TASK TO CARRY OUT => Check every line below for the string "bottom", and copy the lines that contain it.

Records from a collection =>
::::

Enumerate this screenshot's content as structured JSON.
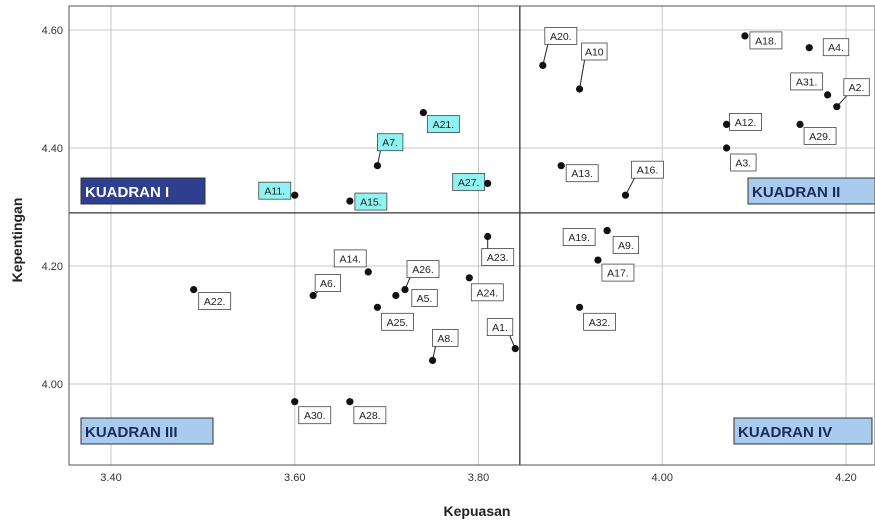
{
  "chart_data": {
    "type": "scatter",
    "xlabel": "Kepuasan",
    "ylabel": "Kepentingan",
    "xlim": [
      3.365,
      4.225
    ],
    "ylim": [
      3.863,
      4.646
    ],
    "xticks": [
      "3.40",
      "3.60",
      "3.80",
      "4.00",
      "4.20"
    ],
    "yticks": [
      "4.00",
      "4.20",
      "4.40",
      "4.60"
    ],
    "grid": true,
    "reference_lines": {
      "x": 3.845,
      "y": 4.29
    },
    "quadrants": [
      {
        "label": "KUADRAN I",
        "position": "top-left"
      },
      {
        "label": "KUADRAN II",
        "position": "top-right"
      },
      {
        "label": "KUADRAN III",
        "position": "bottom-left"
      },
      {
        "label": "KUADRAN IV",
        "position": "bottom-right"
      }
    ],
    "points": [
      {
        "label": "A1.",
        "x": 3.84,
        "y": 4.06
      },
      {
        "label": "A2.",
        "x": 4.19,
        "y": 4.47
      },
      {
        "label": "A3.",
        "x": 4.07,
        "y": 4.4
      },
      {
        "label": "A4.",
        "x": 4.16,
        "y": 4.57
      },
      {
        "label": "A5.",
        "x": 3.71,
        "y": 4.15
      },
      {
        "label": "A6.",
        "x": 3.62,
        "y": 4.15
      },
      {
        "label": "A7.",
        "x": 3.69,
        "y": 4.37,
        "highlight": true
      },
      {
        "label": "A8.",
        "x": 3.75,
        "y": 4.04
      },
      {
        "label": "A9.",
        "x": 3.94,
        "y": 4.26
      },
      {
        "label": "A10",
        "x": 3.91,
        "y": 4.5
      },
      {
        "label": "A11.",
        "x": 3.6,
        "y": 4.32,
        "highlight": true
      },
      {
        "label": "A12.",
        "x": 4.07,
        "y": 4.44
      },
      {
        "label": "A13.",
        "x": 3.89,
        "y": 4.37
      },
      {
        "label": "A14.",
        "x": 3.68,
        "y": 4.19
      },
      {
        "label": "A15.",
        "x": 3.66,
        "y": 4.31,
        "highlight": true
      },
      {
        "label": "A16.",
        "x": 3.96,
        "y": 4.32
      },
      {
        "label": "A17.",
        "x": 3.93,
        "y": 4.21
      },
      {
        "label": "A18.",
        "x": 4.09,
        "y": 4.59
      },
      {
        "label": "A19.",
        "x": 3.94,
        "y": 4.26
      },
      {
        "label": "A20.",
        "x": 3.87,
        "y": 4.54
      },
      {
        "label": "A21.",
        "x": 3.74,
        "y": 4.46,
        "highlight": true
      },
      {
        "label": "A22.",
        "x": 3.49,
        "y": 4.16
      },
      {
        "label": "A23.",
        "x": 3.81,
        "y": 4.25
      },
      {
        "label": "A24.",
        "x": 3.79,
        "y": 4.18
      },
      {
        "label": "A25.",
        "x": 3.69,
        "y": 4.13
      },
      {
        "label": "A26.",
        "x": 3.72,
        "y": 4.16
      },
      {
        "label": "A27.",
        "x": 3.81,
        "y": 4.34,
        "highlight": true
      },
      {
        "label": "A28.",
        "x": 3.66,
        "y": 3.97
      },
      {
        "label": "A29.",
        "x": 4.15,
        "y": 4.44
      },
      {
        "label": "A30.",
        "x": 3.6,
        "y": 3.97
      },
      {
        "label": "A31.",
        "x": 4.18,
        "y": 4.49
      },
      {
        "label": "A32.",
        "x": 3.91,
        "y": 4.13
      }
    ]
  },
  "colors": {
    "gridline": "#c8c8c8",
    "frame": "#555555",
    "refline": "#333333",
    "point": "#111111",
    "label_bg": "#ffffff",
    "label_highlight_bg": "#8ff3f3",
    "quad_dark_bg": "#2d3f8e",
    "quad_dark_text": "#ffffff",
    "quad_light_bg": "#a9ccee",
    "quad_light_text": "#1a2a5a"
  }
}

::::

REPLY =>
        "position": "bottom-left"
        "position": "bottom-right"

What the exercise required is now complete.